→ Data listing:
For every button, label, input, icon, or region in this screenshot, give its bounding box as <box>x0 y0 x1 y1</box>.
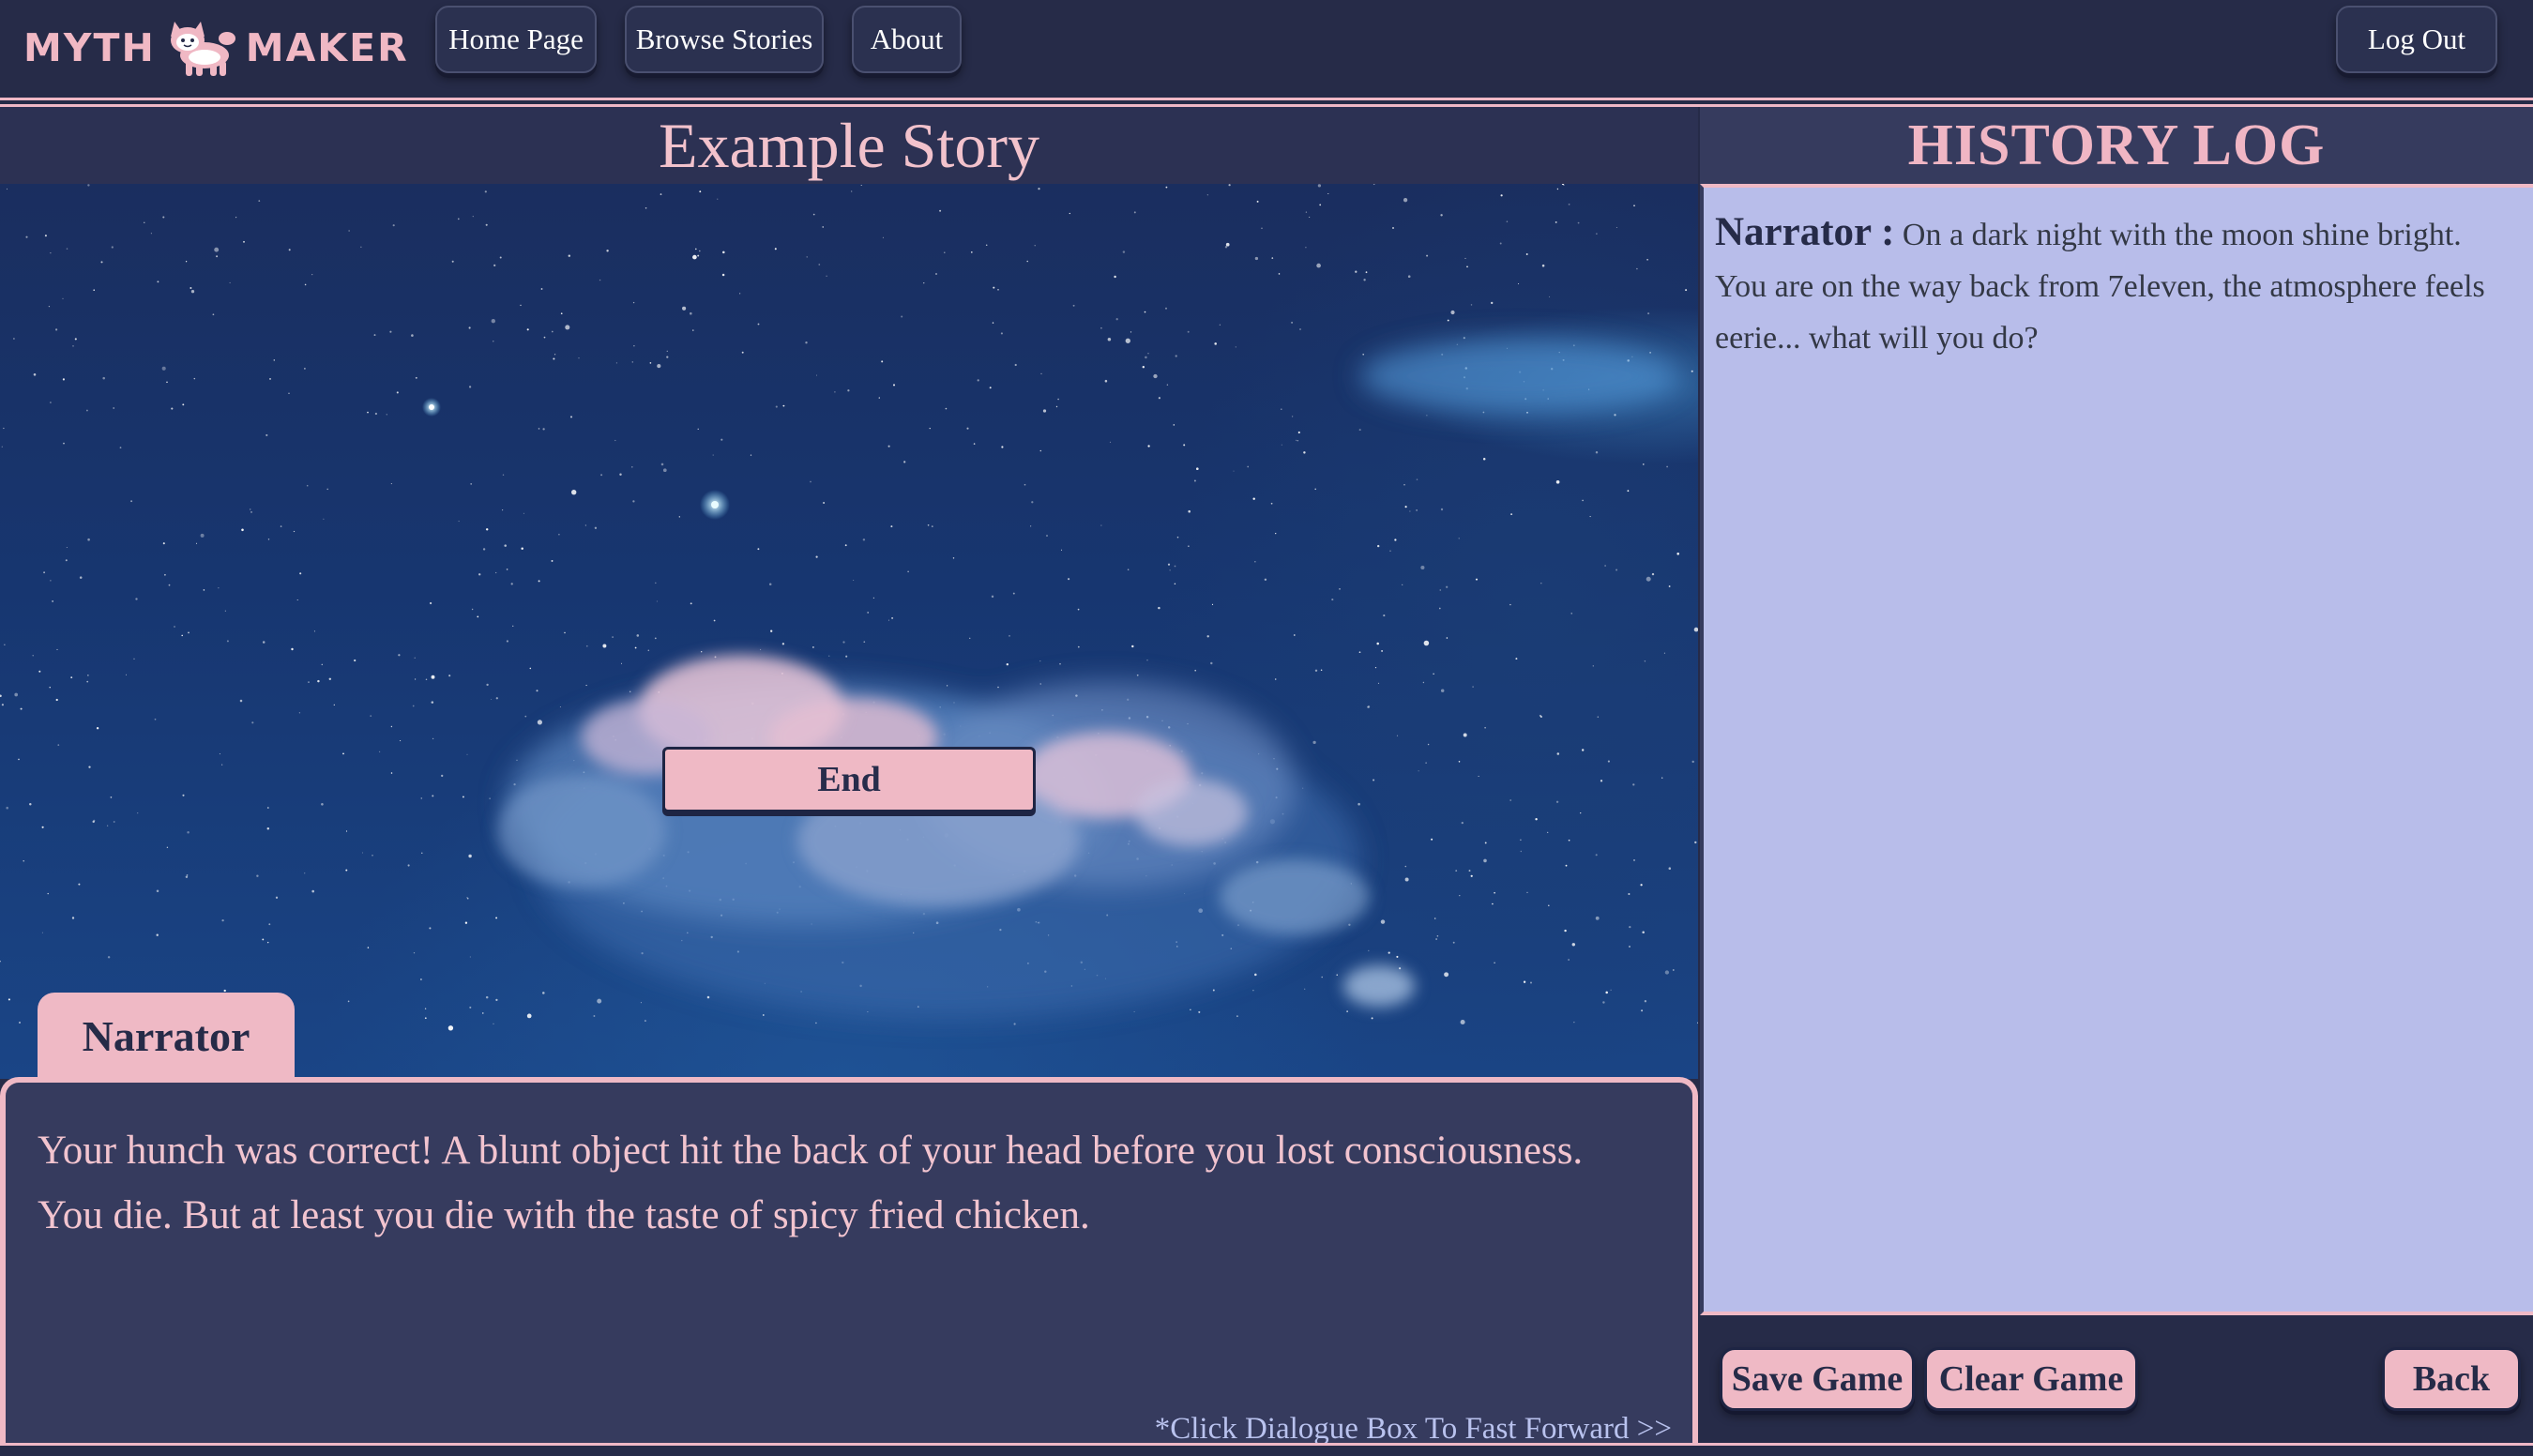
history-entry: Narrator : On a dark night with the moon… <box>1715 206 2514 364</box>
logo-text-left: MYTH <box>23 25 156 70</box>
history-log-title: HISTORY LOG <box>1907 113 2326 177</box>
history-log-header: HISTORY LOG <box>1700 107 2533 184</box>
save-game-button[interactable]: Save Game <box>1720 1347 1915 1411</box>
home-page-button[interactable]: Home Page <box>435 6 597 73</box>
dialogue-box[interactable]: Your hunch was correct! A blunt object h… <box>0 1077 1698 1447</box>
logo-text-right: MAKER <box>245 25 409 70</box>
back-button[interactable]: Back <box>2382 1347 2521 1411</box>
fast-forward-hint: *Click Dialogue Box To Fast Forward >> <box>1154 1412 1672 1446</box>
top-nav: MYTH MAKER Home Page Browse Stories Abou… <box>0 0 2533 98</box>
speaker-name-tab: Narrator <box>38 993 295 1079</box>
cat-logo-icon <box>170 22 235 76</box>
history-log-panel: Narrator : On a dark night with the moon… <box>1700 184 2533 1315</box>
history-actions: Save Game Clear Game Back <box>1700 1315 2533 1443</box>
story-title-bar: Example Story <box>0 107 1698 184</box>
story-title: Example Story <box>658 109 1040 181</box>
log-out-button[interactable]: Log Out <box>2336 6 2497 73</box>
myth-maker-logo[interactable]: MYTH MAKER <box>23 15 409 81</box>
history-entry-speaker: Narrator : <box>1715 210 1895 254</box>
about-button[interactable]: About <box>852 6 962 73</box>
night-sky-illustration <box>0 184 1698 1031</box>
nav-divider <box>0 98 2533 107</box>
browse-stories-button[interactable]: Browse Stories <box>625 6 824 73</box>
dialogue-text: Your hunch was correct! A blunt object h… <box>38 1129 1584 1237</box>
end-choice-button[interactable]: End <box>662 747 1036 812</box>
scene-image: End <box>0 184 1698 1079</box>
bottom-divider <box>0 1443 2533 1456</box>
clear-game-button[interactable]: Clear Game <box>1924 1347 2138 1411</box>
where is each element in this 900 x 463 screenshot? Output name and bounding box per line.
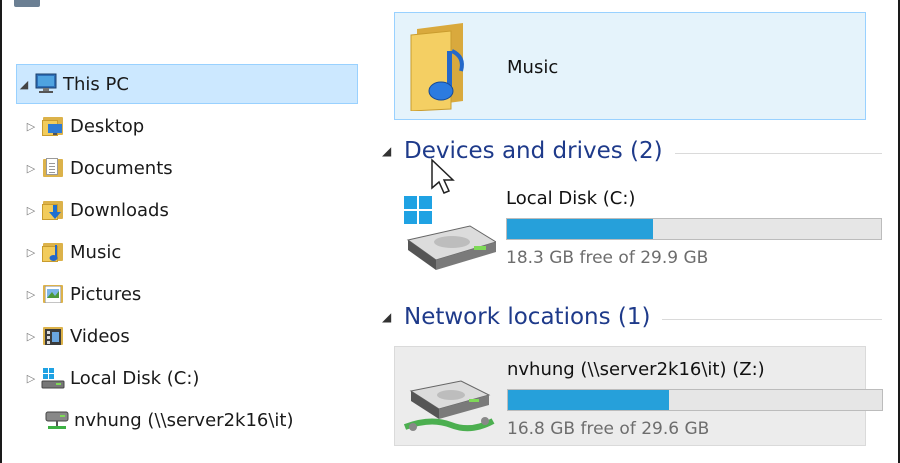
drive-free-space: 18.3 GB free of 29.9 GB <box>506 248 709 268</box>
drive-name: Local Disk (C:) <box>506 188 636 209</box>
nav-item-label: Pictures <box>70 283 142 305</box>
expand-arrow-icon[interactable]: ▷ <box>24 120 38 133</box>
drive-usage-bar <box>506 218 882 240</box>
network-drive-large-icon <box>403 380 495 432</box>
downloads-folder-icon <box>40 198 66 222</box>
nav-item-label: Desktop <box>70 115 145 137</box>
expand-arrow-icon[interactable]: ▷ <box>24 246 38 259</box>
drive-name: nvhung (\\server2k16\it) (Z:) <box>507 359 765 380</box>
nav-item-downloads[interactable]: ▷ Downloads <box>24 190 169 230</box>
pc-icon <box>33 72 59 96</box>
desktop-folder-icon <box>40 114 66 138</box>
expand-arrow-icon[interactable]: ◢ <box>17 78 31 91</box>
drive-tile-network[interactable]: nvhung (\\server2k16\it) (Z:) 16.8 GB fr… <box>394 346 883 446</box>
content-pane: Music ◢ Devices and drives (2) Local Dis… <box>370 0 898 463</box>
expand-arrow-icon[interactable]: ▷ <box>24 288 38 301</box>
collapse-arrow-icon[interactable]: ◢ <box>382 310 404 324</box>
nav-item-label: nvhung (\\server2k16\it) <box>74 409 294 431</box>
expand-arrow-icon[interactable]: ▷ <box>24 162 38 175</box>
nav-item-music[interactable]: ▷ Music <box>24 232 121 272</box>
nav-item-pictures[interactable]: ▷ Pictures <box>24 274 142 314</box>
drive-tile-local-disk[interactable]: Local Disk (C:) 18.3 GB free of 29.9 GB <box>394 176 882 276</box>
nav-item-desktop[interactable]: ▷ Desktop <box>24 106 144 146</box>
nav-item-label: This PC <box>63 73 129 95</box>
nav-item-label: Music <box>70 241 122 263</box>
folder-label-music: Music <box>507 57 559 78</box>
nav-item-label: Documents <box>70 157 173 179</box>
drive-usage-bar <box>507 389 883 411</box>
music-folder-large-icon <box>410 23 464 111</box>
expand-arrow-icon[interactable]: ▷ <box>24 330 38 343</box>
nav-item-label: Local Disk (C:) <box>70 367 200 389</box>
mouse-pointer-icon <box>431 158 455 194</box>
nav-item-local-disk[interactable]: ▷ Local Disk (C:) <box>24 358 199 398</box>
group-divider <box>674 152 882 154</box>
nav-item-network-drive[interactable]: nvhung (\\server2k16\it) <box>42 400 294 440</box>
nav-item-this-pc[interactable]: ◢ This PC <box>16 64 358 104</box>
music-folder-icon <box>40 240 66 264</box>
windows-drive-icon <box>40 366 66 390</box>
group-header-devices[interactable]: ◢ Devices and drives (2) <box>382 134 882 168</box>
folder-tile-music[interactable]: Music <box>394 12 866 120</box>
drive-free-space: 16.8 GB free of 29.6 GB <box>507 419 710 439</box>
videos-folder-icon <box>40 324 66 348</box>
nav-item-label: Videos <box>70 325 130 347</box>
drive-usage-fill <box>507 219 653 239</box>
group-header-network[interactable]: ◢ Network locations (1) <box>382 300 882 334</box>
group-divider <box>662 318 882 320</box>
collapse-arrow-icon[interactable]: ◢ <box>382 144 404 158</box>
navigation-pane: ◢ This PC ▷ Desktop ▷ Documents ▷ Downlo… <box>2 0 368 463</box>
windows-drive-large-icon <box>404 196 496 270</box>
nav-item-label: Downloads <box>70 199 169 221</box>
group-title: Network locations (1) <box>404 304 651 330</box>
expand-arrow-icon[interactable]: ▷ <box>24 372 38 385</box>
network-drive-icon <box>44 408 70 432</box>
nav-item-documents[interactable]: ▷ Documents <box>24 148 173 188</box>
nav-item-videos[interactable]: ▷ Videos <box>24 316 130 356</box>
pictures-folder-icon <box>40 282 66 306</box>
expand-arrow-icon[interactable]: ▷ <box>24 204 38 217</box>
documents-folder-icon <box>40 156 66 180</box>
drive-usage-fill <box>508 390 669 410</box>
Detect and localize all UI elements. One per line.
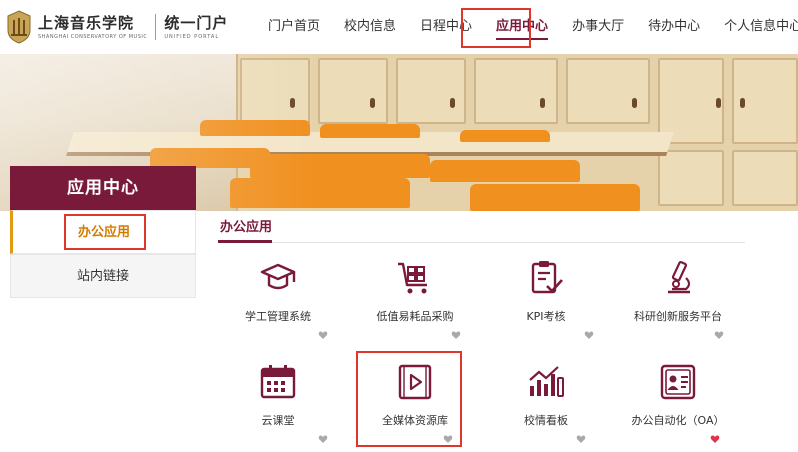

→ Task instructions: Reproduce every line of the records above word for word, but leave out the pictures.

→ Solution to this problem:
For every button, label, input, icon, or region in this screenshot, give its bounding box as <box>x0 y0 x1 y1</box>.
history-entry: Narrator : On a dark night with the moon… <box>1715 206 2514 364</box>
logo-text-left: MYTH <box>23 25 156 70</box>
history-log-title: HISTORY LOG <box>1907 113 2326 177</box>
history-log-header: HISTORY LOG <box>1700 107 2533 184</box>
save-game-button[interactable]: Save Game <box>1720 1347 1915 1411</box>
home-page-button[interactable]: Home Page <box>435 6 597 73</box>
dialogue-box[interactable]: Your hunch was correct! A blunt object h… <box>0 1077 1698 1447</box>
logo-text-right: MAKER <box>245 25 409 70</box>
back-button[interactable]: Back <box>2382 1347 2521 1411</box>
fast-forward-hint: *Click Dialogue Box To Fast Forward >> <box>1154 1412 1672 1446</box>
top-nav: MYTH MAKER Home Page Browse Stories Abou… <box>0 0 2533 98</box>
speaker-name-tab: Narrator <box>38 993 295 1079</box>
cat-logo-icon <box>170 22 235 76</box>
history-log-panel: Narrator : On a dark night with the moon… <box>1700 184 2533 1315</box>
history-actions: Save Game Clear Game Back <box>1700 1315 2533 1443</box>
story-title-bar: Example Story <box>0 107 1698 184</box>
story-title: Example Story <box>658 109 1040 181</box>
log-out-button[interactable]: Log Out <box>2336 6 2497 73</box>
myth-maker-logo[interactable]: MYTH MAKER <box>23 15 409 81</box>
history-entry-speaker: Narrator : <box>1715 210 1895 254</box>
about-button[interactable]: About <box>852 6 962 73</box>
night-sky-illustration <box>0 184 1698 1031</box>
nav-divider <box>0 98 2533 107</box>
browse-stories-button[interactable]: Browse Stories <box>625 6 824 73</box>
dialogue-text: Your hunch was correct! A blunt object h… <box>38 1129 1584 1237</box>
end-choice-button[interactable]: End <box>662 747 1036 812</box>
scene-image: End <box>0 184 1698 1079</box>
bottom-divider <box>0 1443 2533 1456</box>
clear-game-button[interactable]: Clear Game <box>1924 1347 2138 1411</box>
where is each element in this 900 x 463 screenshot? Output name and bounding box per line.
drive-free-space: 18.3 GB free of 29.9 GB <box>506 248 709 268</box>
drive-name: Local Disk (C:) <box>506 188 636 209</box>
nav-item-label: Pictures <box>70 283 142 305</box>
expand-arrow-icon[interactable]: ▷ <box>24 120 38 133</box>
drive-usage-bar <box>506 218 882 240</box>
network-drive-large-icon <box>403 380 495 432</box>
downloads-folder-icon <box>40 198 66 222</box>
nav-item-label: Desktop <box>70 115 145 137</box>
expand-arrow-icon[interactable]: ▷ <box>24 246 38 259</box>
drive-name: nvhung (\\server2k16\it) (Z:) <box>507 359 765 380</box>
nav-item-downloads[interactable]: ▷ Downloads <box>24 190 169 230</box>
pc-icon <box>33 72 59 96</box>
desktop-folder-icon <box>40 114 66 138</box>
expand-arrow-icon[interactable]: ◢ <box>17 78 31 91</box>
drive-tile-network[interactable]: nvhung (\\server2k16\it) (Z:) 16.8 GB fr… <box>394 346 883 446</box>
content-pane: Music ◢ Devices and drives (2) Local Dis… <box>370 0 898 463</box>
expand-arrow-icon[interactable]: ▷ <box>24 288 38 301</box>
collapse-arrow-icon[interactable]: ◢ <box>382 310 404 324</box>
nav-item-label: nvhung (\\server2k16\it) <box>74 409 294 431</box>
expand-arrow-icon[interactable]: ▷ <box>24 162 38 175</box>
nav-item-music[interactable]: ▷ Music <box>24 232 121 272</box>
nav-item-pictures[interactable]: ▷ Pictures <box>24 274 142 314</box>
drive-tile-local-disk[interactable]: Local Disk (C:) 18.3 GB free of 29.9 GB <box>394 176 882 276</box>
nav-item-desktop[interactable]: ▷ Desktop <box>24 106 144 146</box>
nav-item-label: This PC <box>63 73 129 95</box>
nav-item-label: Music <box>70 241 122 263</box>
folder-label-music: Music <box>507 57 559 78</box>
nav-item-label: Documents <box>70 157 173 179</box>
drive-usage-bar <box>507 389 883 411</box>
music-folder-large-icon <box>410 23 464 111</box>
expand-arrow-icon[interactable]: ▷ <box>24 330 38 343</box>
nav-item-label: Local Disk (C:) <box>70 367 200 389</box>
mouse-pointer-icon <box>431 158 455 194</box>
nav-item-local-disk[interactable]: ▷ Local Disk (C:) <box>24 358 199 398</box>
group-divider <box>674 152 882 154</box>
nav-item-network-drive[interactable]: nvhung (\\server2k16\it) <box>42 400 294 440</box>
nav-item-this-pc[interactable]: ◢ This PC <box>16 64 358 104</box>
music-folder-icon <box>40 240 66 264</box>
windows-drive-icon <box>40 366 66 390</box>
group-header-devices[interactable]: ◢ Devices and drives (2) <box>382 134 882 168</box>
folder-tile-music[interactable]: Music <box>394 12 866 120</box>
drive-free-space: 16.8 GB free of 29.6 GB <box>507 419 710 439</box>
videos-folder-icon <box>40 324 66 348</box>
nav-item-label: Videos <box>70 325 130 347</box>
drive-usage-fill <box>507 219 653 239</box>
group-header-network[interactable]: ◢ Network locations (1) <box>382 300 882 334</box>
group-divider <box>662 318 882 320</box>
collapse-arrow-icon[interactable]: ◢ <box>382 144 404 158</box>
navigation-pane: ◢ This PC ▷ Desktop ▷ Documents ▷ Downlo… <box>2 0 368 463</box>
windows-drive-large-icon <box>404 196 496 270</box>
nav-item-label: Downloads <box>70 199 169 221</box>
group-title: Network locations (1) <box>404 304 651 330</box>
expand-arrow-icon[interactable]: ▷ <box>24 372 38 385</box>
network-drive-icon <box>44 408 70 432</box>
nav-item-documents[interactable]: ▷ Documents <box>24 148 173 188</box>
nav-item-videos[interactable]: ▷ Videos <box>24 316 130 356</box>
pictures-folder-icon <box>40 282 66 306</box>
expand-arrow-icon[interactable]: ▷ <box>24 204 38 217</box>
documents-folder-icon <box>40 156 66 180</box>
drive-usage-fill <box>508 390 669 410</box>
Detect and localize all UI elements. One per line.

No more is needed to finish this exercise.